Tell how many lines have the string "document" in them, and write nothing besides the number.

» Supplied records:
**********
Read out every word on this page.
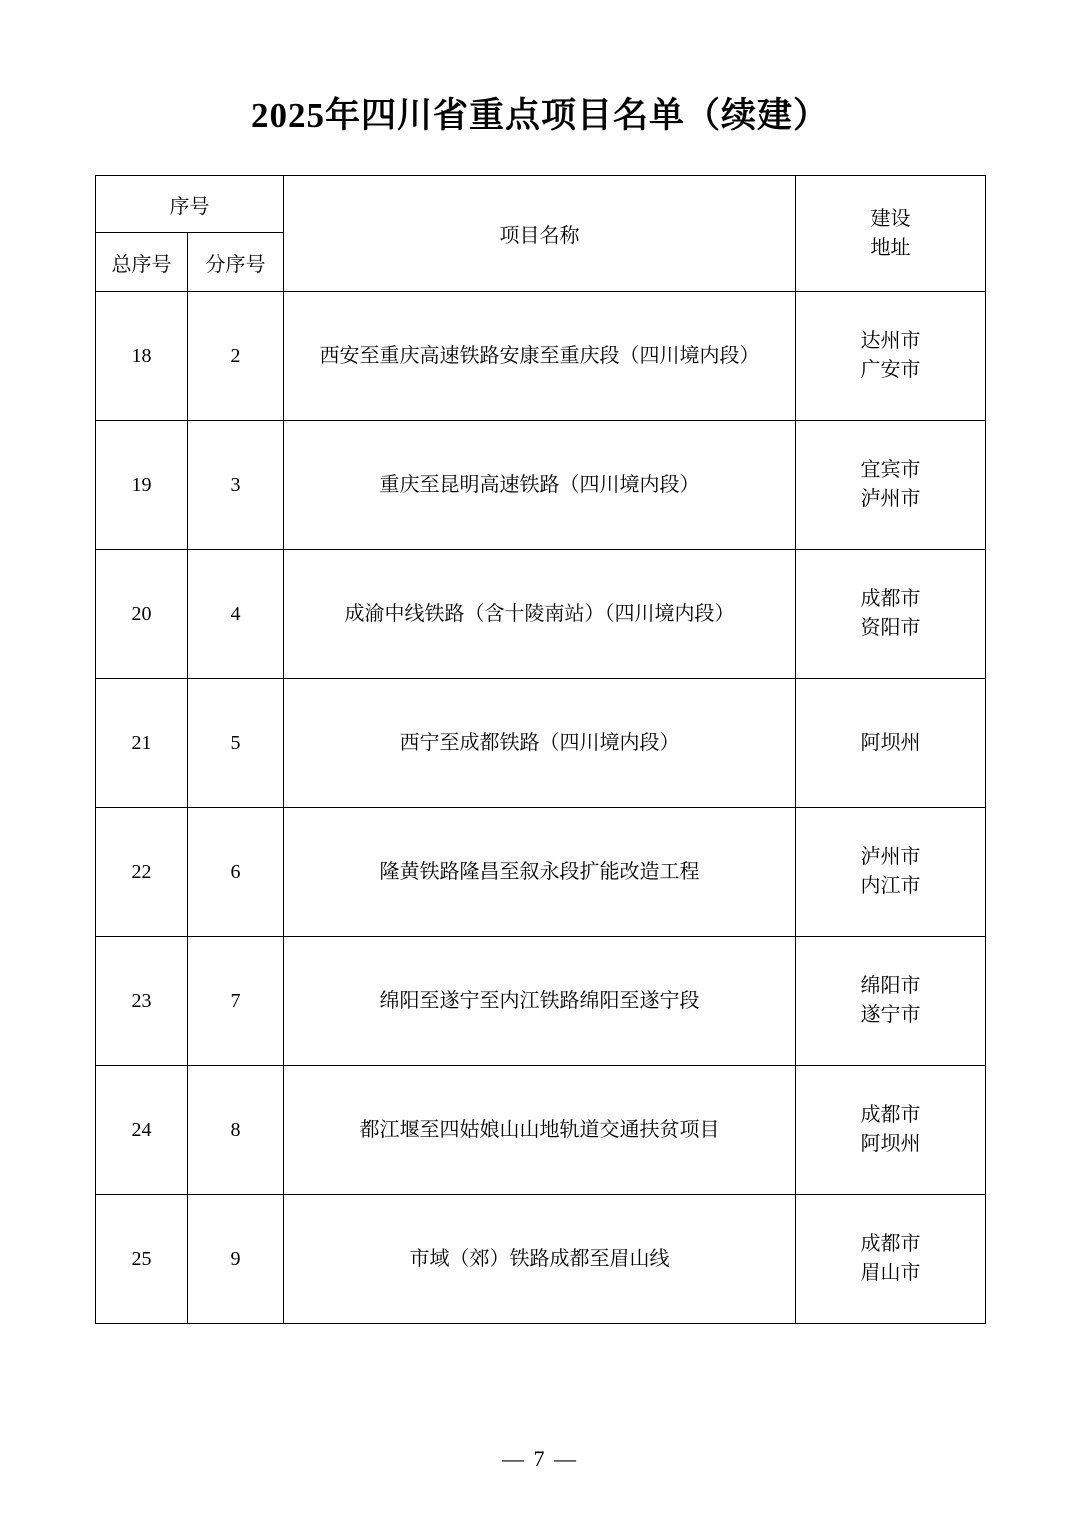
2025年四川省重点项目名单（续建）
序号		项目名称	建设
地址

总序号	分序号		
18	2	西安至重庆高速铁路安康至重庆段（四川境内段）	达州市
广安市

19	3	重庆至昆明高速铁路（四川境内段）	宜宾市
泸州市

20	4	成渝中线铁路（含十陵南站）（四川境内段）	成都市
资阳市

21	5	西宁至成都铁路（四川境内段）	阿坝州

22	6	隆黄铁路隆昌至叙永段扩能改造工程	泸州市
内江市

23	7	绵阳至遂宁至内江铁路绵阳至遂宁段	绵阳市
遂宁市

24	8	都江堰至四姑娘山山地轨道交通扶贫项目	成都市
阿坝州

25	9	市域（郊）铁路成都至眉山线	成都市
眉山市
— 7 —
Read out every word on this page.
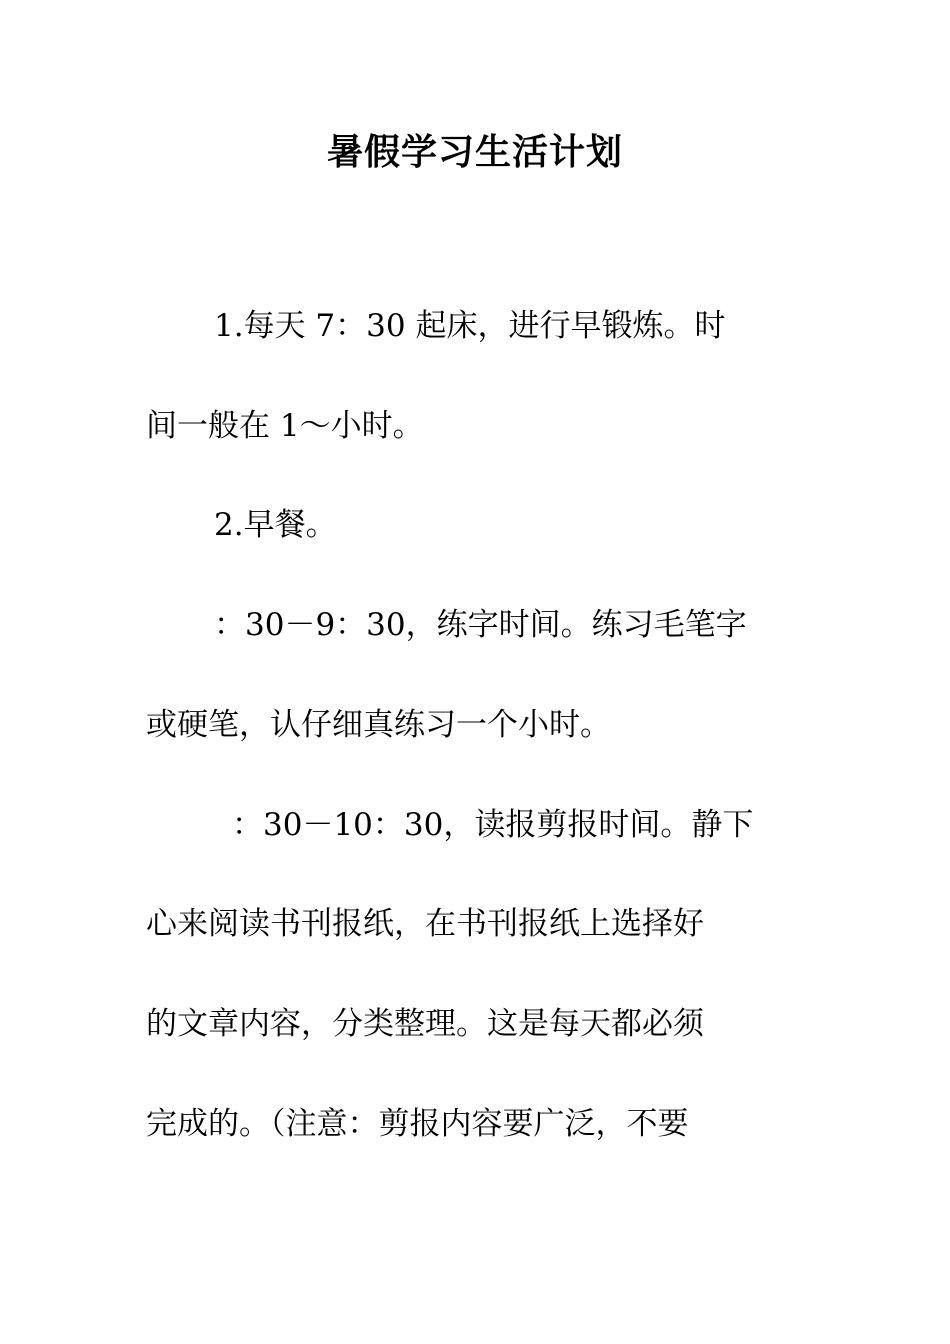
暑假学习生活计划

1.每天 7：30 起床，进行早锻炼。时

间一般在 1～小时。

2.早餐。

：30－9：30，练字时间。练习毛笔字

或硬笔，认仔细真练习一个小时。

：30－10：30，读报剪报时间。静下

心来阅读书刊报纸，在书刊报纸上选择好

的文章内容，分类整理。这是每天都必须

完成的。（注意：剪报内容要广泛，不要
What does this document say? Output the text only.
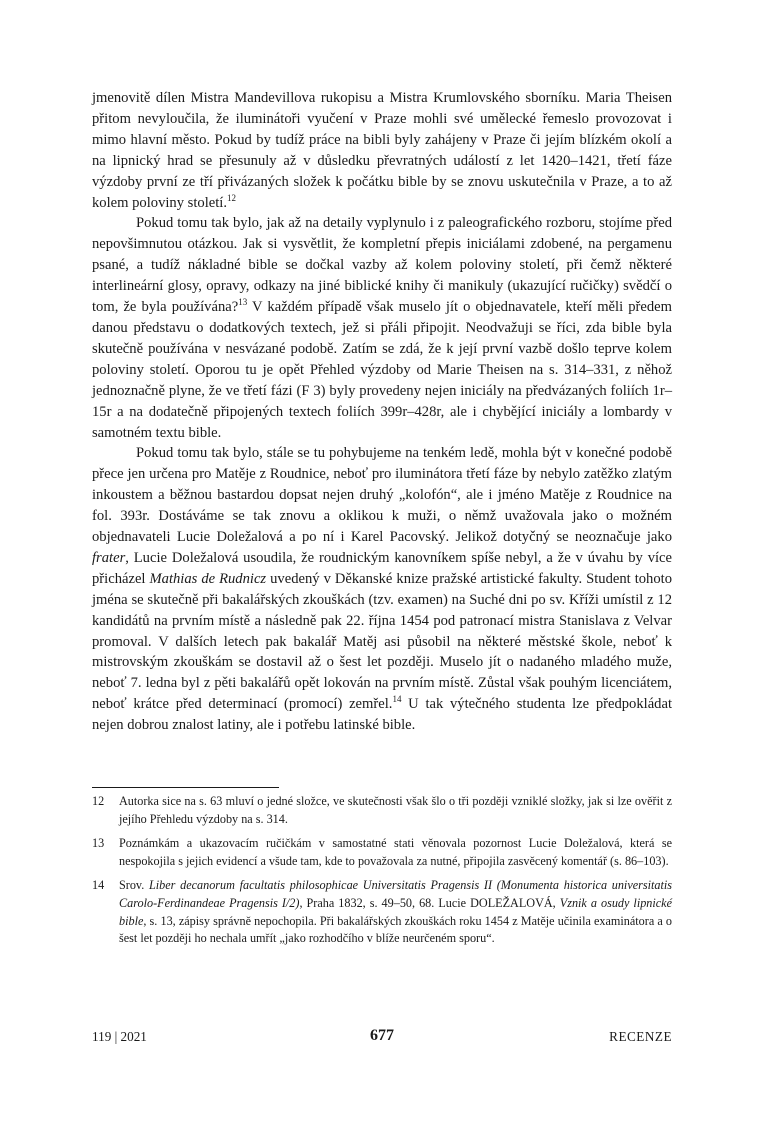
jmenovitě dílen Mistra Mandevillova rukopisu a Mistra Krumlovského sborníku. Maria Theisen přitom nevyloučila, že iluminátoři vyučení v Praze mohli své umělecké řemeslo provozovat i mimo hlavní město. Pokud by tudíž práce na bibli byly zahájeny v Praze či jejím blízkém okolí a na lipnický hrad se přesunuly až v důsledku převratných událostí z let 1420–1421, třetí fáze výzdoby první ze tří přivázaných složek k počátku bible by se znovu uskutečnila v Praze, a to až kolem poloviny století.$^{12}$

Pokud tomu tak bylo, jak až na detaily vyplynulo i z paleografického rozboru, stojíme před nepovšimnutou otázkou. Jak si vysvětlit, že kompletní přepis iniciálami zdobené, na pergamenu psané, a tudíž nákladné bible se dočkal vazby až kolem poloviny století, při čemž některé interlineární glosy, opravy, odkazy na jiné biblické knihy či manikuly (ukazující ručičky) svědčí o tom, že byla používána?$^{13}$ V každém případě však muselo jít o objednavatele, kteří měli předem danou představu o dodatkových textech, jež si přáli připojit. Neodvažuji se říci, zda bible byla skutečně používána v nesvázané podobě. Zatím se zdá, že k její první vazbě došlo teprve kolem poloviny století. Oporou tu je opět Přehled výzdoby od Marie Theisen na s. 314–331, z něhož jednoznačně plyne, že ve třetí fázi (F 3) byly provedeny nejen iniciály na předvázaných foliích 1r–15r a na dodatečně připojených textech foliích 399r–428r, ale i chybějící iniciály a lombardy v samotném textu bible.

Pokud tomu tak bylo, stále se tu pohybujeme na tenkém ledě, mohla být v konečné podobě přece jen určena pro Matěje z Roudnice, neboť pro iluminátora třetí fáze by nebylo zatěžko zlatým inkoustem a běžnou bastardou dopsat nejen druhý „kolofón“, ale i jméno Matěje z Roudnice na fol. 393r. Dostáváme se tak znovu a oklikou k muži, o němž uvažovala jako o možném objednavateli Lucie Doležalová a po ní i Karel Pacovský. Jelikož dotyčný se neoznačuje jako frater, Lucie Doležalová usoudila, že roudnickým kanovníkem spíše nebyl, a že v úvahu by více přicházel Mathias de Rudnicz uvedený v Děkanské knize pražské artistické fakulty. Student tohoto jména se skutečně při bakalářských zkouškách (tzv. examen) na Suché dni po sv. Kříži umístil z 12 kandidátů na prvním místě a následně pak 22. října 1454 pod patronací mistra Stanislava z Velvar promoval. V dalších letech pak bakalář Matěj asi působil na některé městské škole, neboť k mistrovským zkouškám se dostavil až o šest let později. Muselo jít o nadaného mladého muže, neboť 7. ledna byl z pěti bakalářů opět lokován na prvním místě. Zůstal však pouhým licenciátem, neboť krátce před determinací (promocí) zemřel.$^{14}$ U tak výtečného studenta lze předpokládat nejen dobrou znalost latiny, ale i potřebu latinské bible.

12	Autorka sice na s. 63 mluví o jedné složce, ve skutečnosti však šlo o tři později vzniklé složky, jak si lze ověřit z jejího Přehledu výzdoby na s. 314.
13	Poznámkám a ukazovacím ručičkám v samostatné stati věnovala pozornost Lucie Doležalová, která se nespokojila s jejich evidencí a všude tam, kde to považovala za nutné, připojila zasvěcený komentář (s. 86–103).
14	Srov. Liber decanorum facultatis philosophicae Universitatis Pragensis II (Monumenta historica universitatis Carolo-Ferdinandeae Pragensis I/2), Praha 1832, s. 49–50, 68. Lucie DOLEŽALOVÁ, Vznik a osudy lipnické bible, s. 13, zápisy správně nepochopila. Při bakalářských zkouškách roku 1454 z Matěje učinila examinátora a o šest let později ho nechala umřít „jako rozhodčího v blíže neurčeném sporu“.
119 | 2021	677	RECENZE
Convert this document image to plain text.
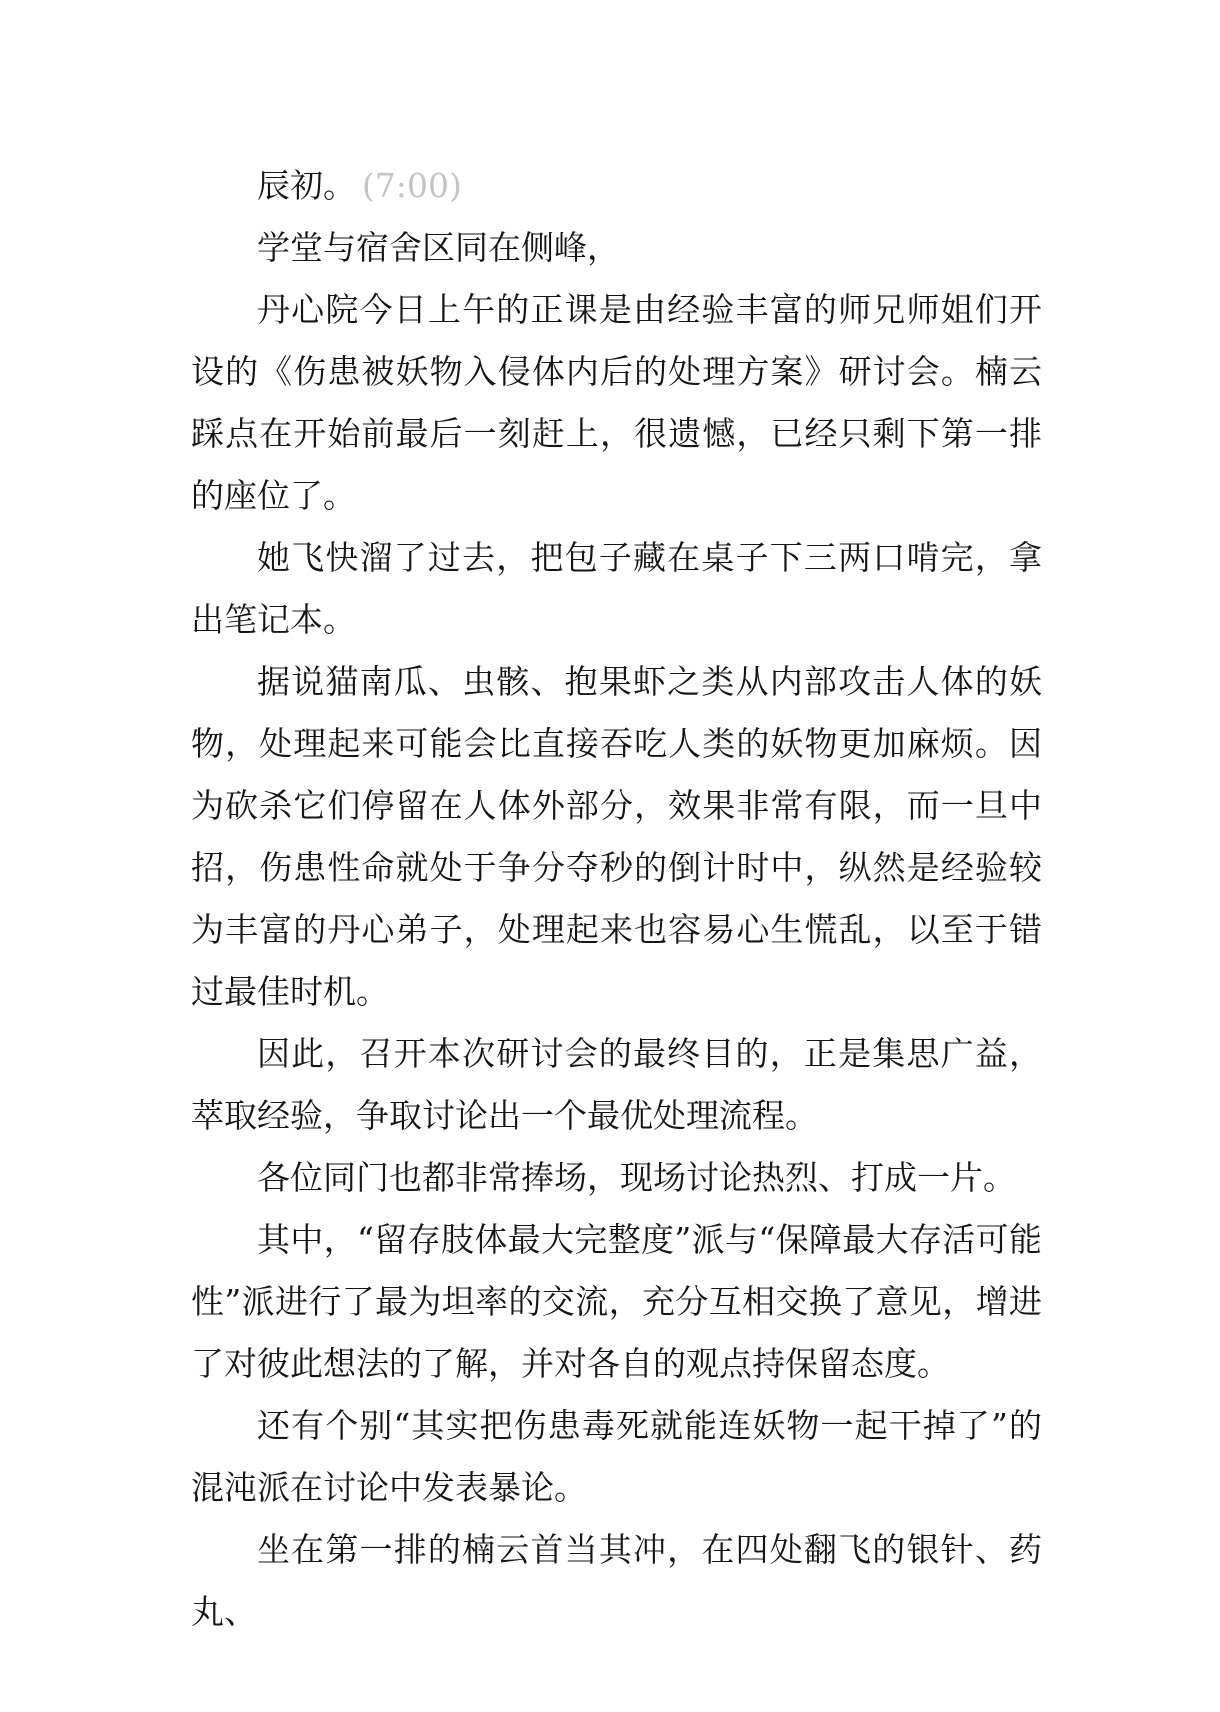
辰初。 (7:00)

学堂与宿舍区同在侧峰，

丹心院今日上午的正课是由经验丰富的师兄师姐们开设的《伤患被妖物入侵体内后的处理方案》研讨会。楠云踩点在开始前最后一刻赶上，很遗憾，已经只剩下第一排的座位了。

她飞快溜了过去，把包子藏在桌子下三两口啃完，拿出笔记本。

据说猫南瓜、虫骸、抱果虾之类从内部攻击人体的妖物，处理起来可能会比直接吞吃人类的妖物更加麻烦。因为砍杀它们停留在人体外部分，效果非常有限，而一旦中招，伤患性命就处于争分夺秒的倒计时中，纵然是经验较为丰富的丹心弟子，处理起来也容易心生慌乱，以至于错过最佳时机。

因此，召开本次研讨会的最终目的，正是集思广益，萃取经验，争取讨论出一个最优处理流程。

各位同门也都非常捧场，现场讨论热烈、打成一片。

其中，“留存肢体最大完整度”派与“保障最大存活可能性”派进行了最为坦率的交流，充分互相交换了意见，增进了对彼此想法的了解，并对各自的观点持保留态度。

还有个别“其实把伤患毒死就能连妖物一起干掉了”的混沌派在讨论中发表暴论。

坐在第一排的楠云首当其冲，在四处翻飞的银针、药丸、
**********
» Task solution:
2